» **Saved data entries**:
Start
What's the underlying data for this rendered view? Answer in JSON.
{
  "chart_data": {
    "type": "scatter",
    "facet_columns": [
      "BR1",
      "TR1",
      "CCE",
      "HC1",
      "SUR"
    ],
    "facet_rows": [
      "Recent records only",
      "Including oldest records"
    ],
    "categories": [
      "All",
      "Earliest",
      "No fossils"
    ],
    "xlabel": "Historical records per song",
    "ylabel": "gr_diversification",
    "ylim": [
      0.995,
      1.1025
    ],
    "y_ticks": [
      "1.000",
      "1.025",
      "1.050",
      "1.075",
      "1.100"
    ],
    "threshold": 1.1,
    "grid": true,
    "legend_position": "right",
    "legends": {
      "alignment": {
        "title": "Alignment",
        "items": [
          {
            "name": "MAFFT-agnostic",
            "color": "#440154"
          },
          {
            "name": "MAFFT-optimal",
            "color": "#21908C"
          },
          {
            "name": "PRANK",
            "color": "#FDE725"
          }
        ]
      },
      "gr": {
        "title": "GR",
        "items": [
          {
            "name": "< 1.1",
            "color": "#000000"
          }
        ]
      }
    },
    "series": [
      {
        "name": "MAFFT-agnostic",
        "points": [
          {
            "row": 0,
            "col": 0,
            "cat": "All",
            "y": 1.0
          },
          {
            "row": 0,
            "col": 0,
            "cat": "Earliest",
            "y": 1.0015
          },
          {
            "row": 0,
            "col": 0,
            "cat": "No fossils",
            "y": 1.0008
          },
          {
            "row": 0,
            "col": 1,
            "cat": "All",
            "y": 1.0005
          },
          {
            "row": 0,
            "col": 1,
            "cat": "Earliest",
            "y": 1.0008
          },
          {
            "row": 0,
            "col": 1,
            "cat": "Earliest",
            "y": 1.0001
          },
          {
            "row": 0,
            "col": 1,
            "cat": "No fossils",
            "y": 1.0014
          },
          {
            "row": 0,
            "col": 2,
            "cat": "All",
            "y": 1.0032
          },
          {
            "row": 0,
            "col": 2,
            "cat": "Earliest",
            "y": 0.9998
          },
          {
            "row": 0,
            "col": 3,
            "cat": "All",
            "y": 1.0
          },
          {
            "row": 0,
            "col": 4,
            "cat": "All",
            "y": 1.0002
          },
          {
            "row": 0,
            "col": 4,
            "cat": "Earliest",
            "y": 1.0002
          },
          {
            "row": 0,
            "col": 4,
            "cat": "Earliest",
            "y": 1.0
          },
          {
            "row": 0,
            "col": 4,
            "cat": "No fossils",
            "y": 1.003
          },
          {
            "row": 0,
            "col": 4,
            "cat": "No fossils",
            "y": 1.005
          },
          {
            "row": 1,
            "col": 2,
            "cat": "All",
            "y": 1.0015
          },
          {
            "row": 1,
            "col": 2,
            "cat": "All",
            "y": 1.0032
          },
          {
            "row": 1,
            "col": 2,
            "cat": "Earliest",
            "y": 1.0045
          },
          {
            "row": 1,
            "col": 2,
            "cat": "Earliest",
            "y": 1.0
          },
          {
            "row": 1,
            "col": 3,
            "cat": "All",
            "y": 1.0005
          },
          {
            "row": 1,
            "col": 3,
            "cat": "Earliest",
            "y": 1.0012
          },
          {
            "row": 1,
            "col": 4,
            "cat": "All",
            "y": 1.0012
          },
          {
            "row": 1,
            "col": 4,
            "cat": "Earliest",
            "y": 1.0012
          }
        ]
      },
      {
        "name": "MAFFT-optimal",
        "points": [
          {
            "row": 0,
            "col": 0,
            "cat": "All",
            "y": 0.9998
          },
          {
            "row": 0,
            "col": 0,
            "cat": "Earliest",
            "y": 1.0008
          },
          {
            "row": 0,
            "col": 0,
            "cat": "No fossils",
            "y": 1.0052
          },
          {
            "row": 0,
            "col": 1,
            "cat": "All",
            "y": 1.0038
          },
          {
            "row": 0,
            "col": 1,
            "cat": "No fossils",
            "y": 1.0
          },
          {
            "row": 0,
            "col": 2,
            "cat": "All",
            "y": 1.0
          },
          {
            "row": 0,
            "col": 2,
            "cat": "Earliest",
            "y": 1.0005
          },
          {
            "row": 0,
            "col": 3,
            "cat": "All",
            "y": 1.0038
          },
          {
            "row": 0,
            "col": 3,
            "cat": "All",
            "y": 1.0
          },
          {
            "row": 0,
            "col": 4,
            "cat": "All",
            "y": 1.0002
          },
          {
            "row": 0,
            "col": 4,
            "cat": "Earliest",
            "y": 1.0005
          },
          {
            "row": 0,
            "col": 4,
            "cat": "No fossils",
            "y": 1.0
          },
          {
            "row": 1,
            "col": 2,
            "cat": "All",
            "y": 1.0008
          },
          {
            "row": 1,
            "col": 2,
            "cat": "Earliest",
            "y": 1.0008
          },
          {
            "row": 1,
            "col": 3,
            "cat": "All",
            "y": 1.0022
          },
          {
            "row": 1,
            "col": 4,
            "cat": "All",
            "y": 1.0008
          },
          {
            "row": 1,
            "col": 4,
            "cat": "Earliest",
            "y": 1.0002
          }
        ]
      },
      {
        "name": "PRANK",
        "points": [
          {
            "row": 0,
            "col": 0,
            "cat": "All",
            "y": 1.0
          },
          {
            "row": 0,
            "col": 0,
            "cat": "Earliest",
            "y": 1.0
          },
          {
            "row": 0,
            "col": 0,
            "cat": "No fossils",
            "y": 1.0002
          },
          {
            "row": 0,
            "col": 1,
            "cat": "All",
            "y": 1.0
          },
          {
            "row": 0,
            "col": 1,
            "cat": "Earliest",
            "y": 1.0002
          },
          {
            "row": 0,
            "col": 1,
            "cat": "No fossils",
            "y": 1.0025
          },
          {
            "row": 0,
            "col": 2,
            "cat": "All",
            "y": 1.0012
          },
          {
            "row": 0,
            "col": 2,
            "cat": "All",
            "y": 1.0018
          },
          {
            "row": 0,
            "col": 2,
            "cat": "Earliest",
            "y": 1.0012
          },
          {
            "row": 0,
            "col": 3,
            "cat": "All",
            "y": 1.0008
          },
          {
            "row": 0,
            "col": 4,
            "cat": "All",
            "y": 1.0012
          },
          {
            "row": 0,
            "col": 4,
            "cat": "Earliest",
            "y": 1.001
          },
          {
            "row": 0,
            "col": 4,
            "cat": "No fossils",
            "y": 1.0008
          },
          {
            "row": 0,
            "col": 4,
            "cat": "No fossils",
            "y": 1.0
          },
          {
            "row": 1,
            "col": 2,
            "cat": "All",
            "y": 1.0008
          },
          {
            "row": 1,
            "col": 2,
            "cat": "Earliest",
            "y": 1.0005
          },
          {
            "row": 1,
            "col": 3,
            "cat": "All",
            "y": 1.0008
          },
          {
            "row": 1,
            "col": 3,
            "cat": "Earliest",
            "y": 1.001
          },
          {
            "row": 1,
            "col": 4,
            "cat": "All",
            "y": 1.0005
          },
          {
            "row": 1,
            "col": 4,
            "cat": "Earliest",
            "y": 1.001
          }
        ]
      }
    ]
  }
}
End
» **Problem details**: Copy out each line above, character for character.

» **Final result**:
What's the underlying data for this rendered view? Answer in JSON.
{
  "chart_data": {
    "type": "scatter",
    "facet_columns": [
      "BR1",
      "TR1",
      "CCE",
      "HC1",
      "SUR"
    ],
    "facet_rows": [
      "Recent records only",
      "Including oldest records"
    ],
    "categories": [
      "All",
      "Earliest",
      "No fossils"
    ],
    "xlabel": "Historical records per song",
    "ylabel": "gr_diversification",
    "ylim": [
      0.995,
      1.1025
    ],
    "y_ticks": [
      "1.000",
      "1.025",
      "1.050",
      "1.075",
      "1.100"
    ],
    "threshold": 1.1,
    "grid": true,
    "legend_position": "right",
    "legends": {
      "alignment": {
        "title": "Alignment",
        "items": [
          {
            "name": "MAFFT-agnostic",
            "color": "#440154"
          },
          {
            "name": "MAFFT-optimal",
            "color": "#21908C"
          },
          {
            "name": "PRANK",
            "color": "#FDE725"
          }
        ]
      },
      "gr": {
        "title": "GR",
        "items": [
          {
            "name": "< 1.1",
            "color": "#000000"
          }
        ]
      }
    },
    "series": [
      {
        "name": "MAFFT-agnostic",
        "points": [
          {
            "row": 0,
            "col": 0,
            "cat": "All",
            "y": 1.0
          },
          {
            "row": 0,
            "col": 0,
            "cat": "Earliest",
            "y": 1.0015
          },
          {
            "row": 0,
            "col": 0,
            "cat": "No fossils",
            "y": 1.0008
          },
          {
            "row": 0,
            "col": 1,
            "cat": "All",
            "y": 1.0005
          },
          {
            "row": 0,
            "col": 1,
            "cat": "Earliest",
            "y": 1.0008
          },
          {
            "row": 0,
            "col": 1,
            "cat": "Earliest",
            "y": 1.0001
          },
          {
            "row": 0,
            "col": 1,
            "cat": "No fossils",
            "y": 1.0014
          },
          {
            "row": 0,
            "col": 2,
            "cat": "All",
            "y": 1.0032
          },
          {
            "row": 0,
            "col": 2,
            "cat": "Earliest",
            "y": 0.9998
          },
          {
            "row": 0,
            "col": 3,
            "cat": "All",
            "y": 1.0
          },
          {
            "row": 0,
            "col": 4,
            "cat": "All",
            "y": 1.0002
          },
          {
            "row": 0,
            "col": 4,
            "cat": "Earliest",
            "y": 1.0002
          },
          {
            "row": 0,
            "col": 4,
            "cat": "Earliest",
            "y": 1.0
          },
          {
            "row": 0,
            "col": 4,
            "cat": "No fossils",
            "y": 1.003
          },
          {
            "row": 0,
            "col": 4,
            "cat": "No fossils",
            "y": 1.005
          },
          {
            "row": 1,
            "col": 2,
            "cat": "All",
            "y": 1.0015
          },
          {
            "row": 1,
            "col": 2,
            "cat": "All",
            "y": 1.0032
          },
          {
            "row": 1,
            "col": 2,
            "cat": "Earliest",
            "y": 1.0045
          },
          {
            "row": 1,
            "col": 2,
            "cat": "Earliest",
            "y": 1.0
          },
          {
            "row": 1,
            "col": 3,
            "cat": "All",
            "y": 1.0005
          },
          {
            "row": 1,
            "col": 3,
            "cat": "Earliest",
            "y": 1.0012
          },
          {
            "row": 1,
            "col": 4,
            "cat": "All",
            "y": 1.0012
          },
          {
            "row": 1,
            "col": 4,
            "cat": "Earliest",
            "y": 1.0012
          }
        ]
      },
      {
        "name": "MAFFT-optimal",
        "points": [
          {
            "row": 0,
            "col": 0,
            "cat": "All",
            "y": 0.9998
          },
          {
            "row": 0,
            "col": 0,
            "cat": "Earliest",
            "y": 1.0008
          },
          {
            "row": 0,
            "col": 0,
            "cat": "No fossils",
            "y": 1.0052
          },
          {
            "row": 0,
            "col": 1,
            "cat": "All",
            "y": 1.0038
          },
          {
            "row": 0,
            "col": 1,
            "cat": "No fossils",
            "y": 1.0
          },
          {
            "row": 0,
            "col": 2,
            "cat": "All",
            "y": 1.0
          },
          {
            "row": 0,
            "col": 2,
            "cat": "Earliest",
            "y": 1.0005
          },
          {
            "row": 0,
            "col": 3,
            "cat": "All",
            "y": 1.0038
          },
          {
            "row": 0,
            "col": 3,
            "cat": "All",
            "y": 1.0
          },
          {
            "row": 0,
            "col": 4,
            "cat": "All",
            "y": 1.0002
          },
          {
            "row": 0,
            "col": 4,
            "cat": "Earliest",
            "y": 1.0005
          },
          {
            "row": 0,
            "col": 4,
            "cat": "No fossils",
            "y": 1.0
          },
          {
            "row": 1,
            "col": 2,
            "cat": "All",
            "y": 1.0008
          },
          {
            "row": 1,
            "col": 2,
            "cat": "Earliest",
            "y": 1.0008
          },
          {
            "row": 1,
            "col": 3,
            "cat": "All",
            "y": 1.0022
          },
          {
            "row": 1,
            "col": 4,
            "cat": "All",
            "y": 1.0008
          },
          {
            "row": 1,
            "col": 4,
            "cat": "Earliest",
            "y": 1.0002
          }
        ]
      },
      {
        "name": "PRANK",
        "points": [
          {
            "row": 0,
            "col": 0,
            "cat": "All",
            "y": 1.0
          },
          {
            "row": 0,
            "col": 0,
            "cat": "Earliest",
            "y": 1.0
          },
          {
            "row": 0,
            "col": 0,
            "cat": "No fossils",
            "y": 1.0002
          },
          {
            "row": 0,
            "col": 1,
            "cat": "All",
            "y": 1.0
          },
          {
            "row": 0,
            "col": 1,
            "cat": "Earliest",
            "y": 1.0002
          },
          {
            "row": 0,
            "col": 1,
            "cat": "No fossils",
            "y": 1.0025
          },
          {
            "row": 0,
            "col": 2,
            "cat": "All",
            "y": 1.0012
          },
          {
            "row": 0,
            "col": 2,
            "cat": "All",
            "y": 1.0018
          },
          {
            "row": 0,
            "col": 2,
            "cat": "Earliest",
            "y": 1.0012
          },
          {
            "row": 0,
            "col": 3,
            "cat": "All",
            "y": 1.0008
          },
          {
            "row": 0,
            "col": 4,
            "cat": "All",
            "y": 1.0012
          },
          {
            "row": 0,
            "col": 4,
            "cat": "Earliest",
            "y": 1.001
          },
          {
            "row": 0,
            "col": 4,
            "cat": "No fossils",
            "y": 1.0008
          },
          {
            "row": 0,
            "col": 4,
            "cat": "No fossils",
            "y": 1.0
          },
          {
            "row": 1,
            "col": 2,
            "cat": "All",
            "y": 1.0008
          },
          {
            "row": 1,
            "col": 2,
            "cat": "Earliest",
            "y": 1.0005
          },
          {
            "row": 1,
            "col": 3,
            "cat": "All",
            "y": 1.0008
          },
          {
            "row": 1,
            "col": 3,
            "cat": "Earliest",
            "y": 1.001
          },
          {
            "row": 1,
            "col": 4,
            "cat": "All",
            "y": 1.0005
          },
          {
            "row": 1,
            "col": 4,
            "cat": "Earliest",
            "y": 1.001
          }
        ]
      }
    ]
  }
}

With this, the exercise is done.